(begin)

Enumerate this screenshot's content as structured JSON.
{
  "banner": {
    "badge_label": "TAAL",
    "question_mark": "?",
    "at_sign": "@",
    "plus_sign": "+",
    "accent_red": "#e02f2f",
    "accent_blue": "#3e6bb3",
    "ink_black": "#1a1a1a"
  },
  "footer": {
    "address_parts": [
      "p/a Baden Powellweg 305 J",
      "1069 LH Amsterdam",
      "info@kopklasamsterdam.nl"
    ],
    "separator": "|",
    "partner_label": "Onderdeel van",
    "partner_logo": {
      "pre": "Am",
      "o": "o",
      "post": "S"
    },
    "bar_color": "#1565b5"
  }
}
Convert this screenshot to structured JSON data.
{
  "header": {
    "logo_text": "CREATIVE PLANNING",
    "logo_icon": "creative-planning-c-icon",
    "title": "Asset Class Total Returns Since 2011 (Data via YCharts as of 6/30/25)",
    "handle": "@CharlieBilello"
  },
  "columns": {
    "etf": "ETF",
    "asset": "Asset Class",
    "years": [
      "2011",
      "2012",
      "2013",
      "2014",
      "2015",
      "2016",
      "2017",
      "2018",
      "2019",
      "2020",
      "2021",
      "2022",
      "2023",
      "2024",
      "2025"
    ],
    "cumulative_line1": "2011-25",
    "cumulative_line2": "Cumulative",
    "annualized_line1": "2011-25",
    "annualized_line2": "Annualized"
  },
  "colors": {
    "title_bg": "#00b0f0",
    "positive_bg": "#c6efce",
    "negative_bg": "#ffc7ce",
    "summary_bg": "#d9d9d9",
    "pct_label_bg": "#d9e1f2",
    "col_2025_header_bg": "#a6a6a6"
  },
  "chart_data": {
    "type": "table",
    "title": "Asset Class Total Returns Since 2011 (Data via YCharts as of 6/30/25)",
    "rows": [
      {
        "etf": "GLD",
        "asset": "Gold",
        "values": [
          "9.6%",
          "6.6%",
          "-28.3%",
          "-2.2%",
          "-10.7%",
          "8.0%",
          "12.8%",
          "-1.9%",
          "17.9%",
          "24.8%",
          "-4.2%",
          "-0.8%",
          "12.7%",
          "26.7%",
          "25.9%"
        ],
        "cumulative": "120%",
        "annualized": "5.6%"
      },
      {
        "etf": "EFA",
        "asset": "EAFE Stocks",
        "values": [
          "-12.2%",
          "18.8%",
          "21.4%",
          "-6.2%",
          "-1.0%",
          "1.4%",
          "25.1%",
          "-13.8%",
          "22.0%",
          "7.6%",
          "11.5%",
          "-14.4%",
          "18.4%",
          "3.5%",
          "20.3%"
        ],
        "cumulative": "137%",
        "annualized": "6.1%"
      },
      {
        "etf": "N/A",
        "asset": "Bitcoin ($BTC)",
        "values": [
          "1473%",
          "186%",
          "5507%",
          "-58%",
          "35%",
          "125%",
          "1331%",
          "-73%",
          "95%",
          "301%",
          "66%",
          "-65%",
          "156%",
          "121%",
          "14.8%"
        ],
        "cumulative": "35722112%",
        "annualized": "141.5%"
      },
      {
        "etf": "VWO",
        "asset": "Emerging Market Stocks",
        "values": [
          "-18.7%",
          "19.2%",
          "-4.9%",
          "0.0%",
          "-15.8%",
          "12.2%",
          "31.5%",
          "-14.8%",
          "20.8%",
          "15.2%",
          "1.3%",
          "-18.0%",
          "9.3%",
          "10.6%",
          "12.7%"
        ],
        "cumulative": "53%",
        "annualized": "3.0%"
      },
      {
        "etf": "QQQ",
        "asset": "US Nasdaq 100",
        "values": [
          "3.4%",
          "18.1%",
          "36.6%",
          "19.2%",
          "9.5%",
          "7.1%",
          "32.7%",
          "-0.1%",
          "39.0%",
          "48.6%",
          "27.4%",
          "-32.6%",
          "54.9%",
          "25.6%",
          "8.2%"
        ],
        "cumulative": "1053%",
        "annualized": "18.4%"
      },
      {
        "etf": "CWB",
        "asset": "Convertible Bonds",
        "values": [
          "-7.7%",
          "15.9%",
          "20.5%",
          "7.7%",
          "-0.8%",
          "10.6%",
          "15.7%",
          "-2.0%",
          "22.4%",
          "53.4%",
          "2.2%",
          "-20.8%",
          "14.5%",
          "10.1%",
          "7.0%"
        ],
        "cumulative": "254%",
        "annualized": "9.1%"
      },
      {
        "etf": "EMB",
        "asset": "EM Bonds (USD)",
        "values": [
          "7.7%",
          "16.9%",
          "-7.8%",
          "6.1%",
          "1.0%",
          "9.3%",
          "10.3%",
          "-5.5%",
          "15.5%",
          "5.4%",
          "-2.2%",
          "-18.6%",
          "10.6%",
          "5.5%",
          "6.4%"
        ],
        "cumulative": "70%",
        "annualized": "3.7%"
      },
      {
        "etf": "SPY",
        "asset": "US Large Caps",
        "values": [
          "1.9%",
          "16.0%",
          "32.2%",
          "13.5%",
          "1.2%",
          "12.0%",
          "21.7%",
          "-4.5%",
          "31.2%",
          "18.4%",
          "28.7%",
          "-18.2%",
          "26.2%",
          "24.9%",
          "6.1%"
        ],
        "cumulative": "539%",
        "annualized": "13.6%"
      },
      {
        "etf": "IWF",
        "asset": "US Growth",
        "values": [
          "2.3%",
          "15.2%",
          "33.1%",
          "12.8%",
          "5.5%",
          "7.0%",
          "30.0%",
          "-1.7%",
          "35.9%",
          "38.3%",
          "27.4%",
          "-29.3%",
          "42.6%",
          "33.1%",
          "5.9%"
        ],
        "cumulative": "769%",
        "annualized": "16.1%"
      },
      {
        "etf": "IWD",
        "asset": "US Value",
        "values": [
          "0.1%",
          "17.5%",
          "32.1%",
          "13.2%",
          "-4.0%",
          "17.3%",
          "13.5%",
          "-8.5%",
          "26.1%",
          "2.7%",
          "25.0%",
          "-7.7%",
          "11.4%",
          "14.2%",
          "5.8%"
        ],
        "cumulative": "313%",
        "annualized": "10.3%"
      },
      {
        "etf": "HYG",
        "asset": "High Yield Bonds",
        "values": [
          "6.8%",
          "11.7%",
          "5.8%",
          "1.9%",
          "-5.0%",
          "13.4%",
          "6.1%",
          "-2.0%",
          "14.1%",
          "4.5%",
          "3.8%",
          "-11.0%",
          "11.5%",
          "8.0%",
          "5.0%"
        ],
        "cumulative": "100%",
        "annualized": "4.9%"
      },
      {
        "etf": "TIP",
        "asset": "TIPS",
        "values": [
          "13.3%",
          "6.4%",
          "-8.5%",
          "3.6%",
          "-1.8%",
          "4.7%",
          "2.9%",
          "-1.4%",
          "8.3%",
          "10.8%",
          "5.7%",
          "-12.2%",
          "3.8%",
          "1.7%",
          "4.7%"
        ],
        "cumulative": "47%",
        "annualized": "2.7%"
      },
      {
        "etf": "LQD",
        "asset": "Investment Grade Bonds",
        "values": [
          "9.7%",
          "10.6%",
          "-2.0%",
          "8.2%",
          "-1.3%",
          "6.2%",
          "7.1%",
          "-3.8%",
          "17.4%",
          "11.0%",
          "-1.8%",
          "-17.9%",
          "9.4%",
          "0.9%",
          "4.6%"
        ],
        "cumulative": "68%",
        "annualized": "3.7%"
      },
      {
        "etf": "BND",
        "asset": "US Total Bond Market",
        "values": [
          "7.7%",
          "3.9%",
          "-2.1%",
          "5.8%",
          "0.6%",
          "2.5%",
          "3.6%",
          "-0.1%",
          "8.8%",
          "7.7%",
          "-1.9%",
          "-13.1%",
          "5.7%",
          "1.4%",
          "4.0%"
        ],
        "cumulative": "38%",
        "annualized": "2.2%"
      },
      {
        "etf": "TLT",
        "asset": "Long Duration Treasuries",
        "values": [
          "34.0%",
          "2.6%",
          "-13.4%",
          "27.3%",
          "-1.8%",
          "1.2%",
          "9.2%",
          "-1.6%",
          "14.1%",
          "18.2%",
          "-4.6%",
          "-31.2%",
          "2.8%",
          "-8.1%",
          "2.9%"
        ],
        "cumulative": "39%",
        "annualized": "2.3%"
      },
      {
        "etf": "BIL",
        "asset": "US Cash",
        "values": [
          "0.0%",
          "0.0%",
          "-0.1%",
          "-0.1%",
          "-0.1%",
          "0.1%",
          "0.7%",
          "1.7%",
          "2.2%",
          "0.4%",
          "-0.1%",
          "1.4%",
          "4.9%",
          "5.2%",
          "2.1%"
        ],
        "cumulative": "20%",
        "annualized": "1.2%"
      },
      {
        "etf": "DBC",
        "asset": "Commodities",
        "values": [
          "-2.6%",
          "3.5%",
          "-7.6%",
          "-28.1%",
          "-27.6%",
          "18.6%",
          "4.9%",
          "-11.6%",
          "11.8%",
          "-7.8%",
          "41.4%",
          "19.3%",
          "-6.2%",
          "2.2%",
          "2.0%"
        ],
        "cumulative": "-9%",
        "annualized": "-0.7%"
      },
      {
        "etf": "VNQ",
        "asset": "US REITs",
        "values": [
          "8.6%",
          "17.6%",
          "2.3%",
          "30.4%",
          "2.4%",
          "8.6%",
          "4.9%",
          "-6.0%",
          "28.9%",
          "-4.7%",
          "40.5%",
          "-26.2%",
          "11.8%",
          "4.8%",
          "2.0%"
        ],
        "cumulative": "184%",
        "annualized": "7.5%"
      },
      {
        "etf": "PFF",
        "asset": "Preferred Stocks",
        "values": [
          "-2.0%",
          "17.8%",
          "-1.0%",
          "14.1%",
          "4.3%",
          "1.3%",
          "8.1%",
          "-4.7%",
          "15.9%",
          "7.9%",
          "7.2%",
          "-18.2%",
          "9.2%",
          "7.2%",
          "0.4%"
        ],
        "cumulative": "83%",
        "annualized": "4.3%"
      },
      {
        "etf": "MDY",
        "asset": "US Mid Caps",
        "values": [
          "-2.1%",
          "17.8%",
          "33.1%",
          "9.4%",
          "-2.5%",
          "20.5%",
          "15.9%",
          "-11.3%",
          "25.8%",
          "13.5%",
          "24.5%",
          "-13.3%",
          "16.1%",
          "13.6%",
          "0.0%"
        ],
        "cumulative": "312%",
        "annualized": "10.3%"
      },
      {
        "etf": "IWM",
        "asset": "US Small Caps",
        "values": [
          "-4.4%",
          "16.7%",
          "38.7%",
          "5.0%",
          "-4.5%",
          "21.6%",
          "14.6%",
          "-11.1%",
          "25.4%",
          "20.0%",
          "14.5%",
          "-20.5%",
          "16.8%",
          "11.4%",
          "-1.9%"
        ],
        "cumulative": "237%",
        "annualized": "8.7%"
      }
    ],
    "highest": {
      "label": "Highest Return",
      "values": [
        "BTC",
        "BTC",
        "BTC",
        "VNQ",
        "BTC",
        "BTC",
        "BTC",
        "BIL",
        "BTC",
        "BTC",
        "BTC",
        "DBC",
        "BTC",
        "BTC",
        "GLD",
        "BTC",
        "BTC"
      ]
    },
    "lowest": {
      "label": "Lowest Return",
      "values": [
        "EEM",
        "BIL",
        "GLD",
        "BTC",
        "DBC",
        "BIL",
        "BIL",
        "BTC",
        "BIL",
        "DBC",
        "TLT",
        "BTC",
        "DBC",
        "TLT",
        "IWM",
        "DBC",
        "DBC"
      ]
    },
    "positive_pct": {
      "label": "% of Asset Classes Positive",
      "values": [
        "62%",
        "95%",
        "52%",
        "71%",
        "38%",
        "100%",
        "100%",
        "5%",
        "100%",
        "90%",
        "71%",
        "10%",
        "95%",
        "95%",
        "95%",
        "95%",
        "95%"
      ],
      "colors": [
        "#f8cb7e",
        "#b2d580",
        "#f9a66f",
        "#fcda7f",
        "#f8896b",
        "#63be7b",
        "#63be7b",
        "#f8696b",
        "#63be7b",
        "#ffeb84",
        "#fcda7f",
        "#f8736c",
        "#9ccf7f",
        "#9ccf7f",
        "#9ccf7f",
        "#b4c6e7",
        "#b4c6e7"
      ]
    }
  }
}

(end)

TASK REQUIREMENTS:
Scan the material above. Copy each line that holds the word "JSON".

EXPECTED ANSWER:
Enumerate this screenshot's content as structured JSON.
Convert this screenshot to structured JSON data.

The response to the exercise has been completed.